**Data excerpts**
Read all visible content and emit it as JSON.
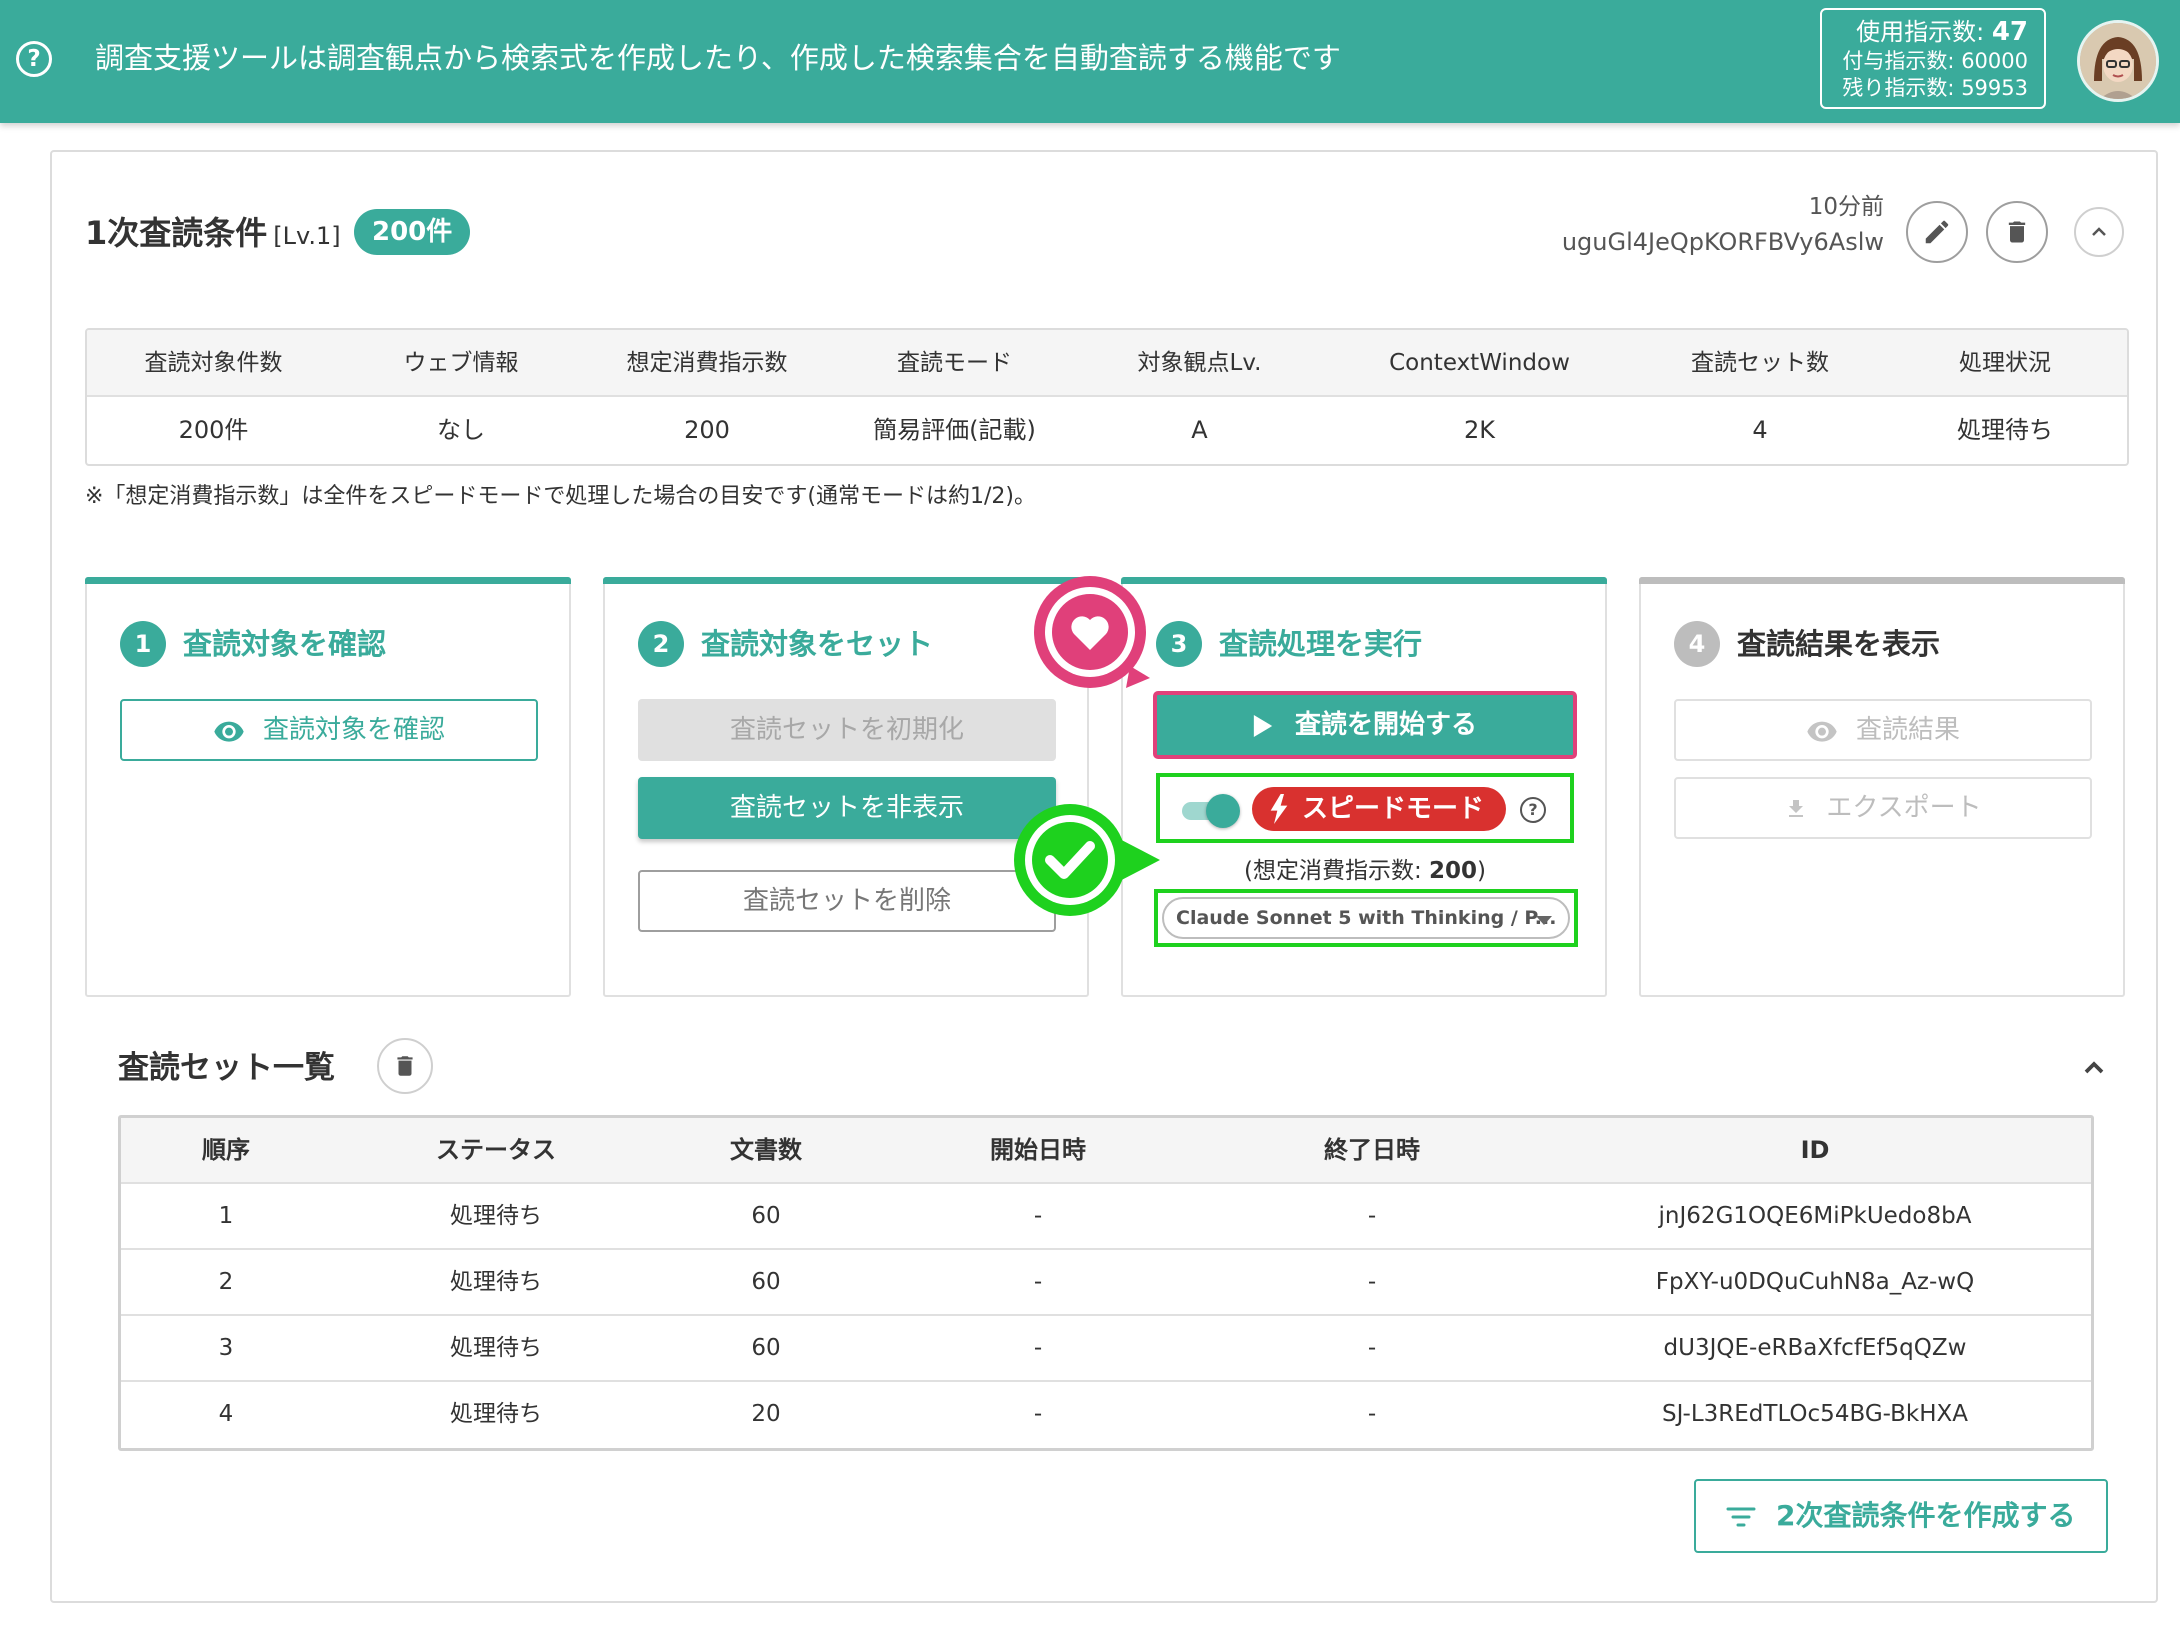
{
  "header": {
    "message": "調査支援ツールは調査観点から検索式を作成したり、作成した検索集合を自動査読する機能です",
    "usage_label": "使用指示数:",
    "usage_value": "47",
    "granted_label": "付与指示数:",
    "granted_value": "60000",
    "remaining_label": "残り指示数:",
    "remaining_value": "59953",
    "help_icon": "help-icon",
    "avatar_icon": "user-avatar"
  },
  "condition": {
    "title": "1次査読条件",
    "level": "[Lv.1]",
    "count_badge": "200件",
    "relative_time": "10分前",
    "id": "uguGl4JeQpKORFBVy6Aslw",
    "icons": [
      "edit-icon",
      "delete-icon",
      "chevron-up-icon"
    ]
  },
  "summary": {
    "headers": [
      "査読対象件数",
      "ウェブ情報",
      "想定消費指示数",
      "査読モード",
      "対象観点Lv.",
      "ContextWindow",
      "査読セット数",
      "処理状況"
    ],
    "values": [
      "200件",
      "なし",
      "200",
      "簡易評価(記載)",
      "A",
      "2K",
      "4",
      "処理待ち"
    ],
    "note": "※「想定消費指示数」は全件をスピードモードで処理した場合の目安です(通常モードは約1/2)。"
  },
  "steps": [
    {
      "number": "1",
      "title": "査読対象を確認",
      "buttons": [
        "査読対象を確認"
      ]
    },
    {
      "number": "2",
      "title": "査読対象をセット",
      "buttons": [
        "査読セットを初期化",
        "査読セットを非表示",
        "査読セットを削除"
      ]
    },
    {
      "number": "3",
      "title": "査読処理を実行",
      "buttons": [
        "査読を開始する"
      ],
      "speed_mode_label": "スピードモード",
      "speed_mode_on": true,
      "estimate_label": "(想定消費指示数: ",
      "estimate_value": "200",
      "estimate_close": ")",
      "model_selected": "Claude Sonnet 5 with Thinking / P..."
    },
    {
      "number": "4",
      "title": "査読結果を表示",
      "buttons": [
        "査読結果",
        "エクスポート"
      ]
    }
  ],
  "review_sets": {
    "title": "査読セット一覧",
    "headers": [
      "順序",
      "ステータス",
      "文書数",
      "開始日時",
      "終了日時",
      "ID"
    ],
    "rows": [
      [
        "1",
        "処理待ち",
        "60",
        "-",
        "-",
        "jnJ62G1OQE6MiPkUedo8bA"
      ],
      [
        "2",
        "処理待ち",
        "60",
        "-",
        "-",
        "FpXY-u0DQuCuhN8a_Az-wQ"
      ],
      [
        "3",
        "処理待ち",
        "60",
        "-",
        "-",
        "dU3JQE-eRBaXfcfEf5qQZw"
      ],
      [
        "4",
        "処理待ち",
        "20",
        "-",
        "-",
        "SJ-L3REdTLOc54BG-BkHXA"
      ]
    ]
  },
  "create_secondary_button": "2次査読条件を作成する",
  "colors": {
    "accent": "#3aab9b",
    "speed_chip": "#d9312f",
    "highlight_pink": "#e0407a",
    "highlight_green": "#1ed11e"
  }
}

**Problem description**
Print out every entry above without changing a word, and leave out the pictures.

**Exercise result**
Read all visible content and emit it as JSON.
{
  "header": {
    "message": "調査支援ツールは調査観点から検索式を作成したり、作成した検索集合を自動査読する機能です",
    "usage_label": "使用指示数:",
    "usage_value": "47",
    "granted_label": "付与指示数:",
    "granted_value": "60000",
    "remaining_label": "残り指示数:",
    "remaining_value": "59953",
    "help_icon": "help-icon",
    "avatar_icon": "user-avatar"
  },
  "condition": {
    "title": "1次査読条件",
    "level": "[Lv.1]",
    "count_badge": "200件",
    "relative_time": "10分前",
    "id": "uguGl4JeQpKORFBVy6Aslw",
    "icons": [
      "edit-icon",
      "delete-icon",
      "chevron-up-icon"
    ]
  },
  "summary": {
    "headers": [
      "査読対象件数",
      "ウェブ情報",
      "想定消費指示数",
      "査読モード",
      "対象観点Lv.",
      "ContextWindow",
      "査読セット数",
      "処理状況"
    ],
    "values": [
      "200件",
      "なし",
      "200",
      "簡易評価(記載)",
      "A",
      "2K",
      "4",
      "処理待ち"
    ],
    "note": "※「想定消費指示数」は全件をスピードモードで処理した場合の目安です(通常モードは約1/2)。"
  },
  "steps": [
    {
      "number": "1",
      "title": "査読対象を確認",
      "buttons": [
        "査読対象を確認"
      ]
    },
    {
      "number": "2",
      "title": "査読対象をセット",
      "buttons": [
        "査読セットを初期化",
        "査読セットを非表示",
        "査読セットを削除"
      ]
    },
    {
      "number": "3",
      "title": "査読処理を実行",
      "buttons": [
        "査読を開始する"
      ],
      "speed_mode_label": "スピードモード",
      "speed_mode_on": true,
      "estimate_label": "(想定消費指示数: ",
      "estimate_value": "200",
      "estimate_close": ")",
      "model_selected": "Claude Sonnet 5 with Thinking / P..."
    },
    {
      "number": "4",
      "title": "査読結果を表示",
      "buttons": [
        "査読結果",
        "エクスポート"
      ]
    }
  ],
  "review_sets": {
    "title": "査読セット一覧",
    "headers": [
      "順序",
      "ステータス",
      "文書数",
      "開始日時",
      "終了日時",
      "ID"
    ],
    "rows": [
      [
        "1",
        "処理待ち",
        "60",
        "-",
        "-",
        "jnJ62G1OQE6MiPkUedo8bA"
      ],
      [
        "2",
        "処理待ち",
        "60",
        "-",
        "-",
        "FpXY-u0DQuCuhN8a_Az-wQ"
      ],
      [
        "3",
        "処理待ち",
        "60",
        "-",
        "-",
        "dU3JQE-eRBaXfcfEf5qQZw"
      ],
      [
        "4",
        "処理待ち",
        "20",
        "-",
        "-",
        "SJ-L3REdTLOc54BG-BkHXA"
      ]
    ]
  },
  "create_secondary_button": "2次査読条件を作成する",
  "colors": {
    "accent": "#3aab9b",
    "speed_chip": "#d9312f",
    "highlight_pink": "#e0407a",
    "highlight_green": "#1ed11e"
  }
}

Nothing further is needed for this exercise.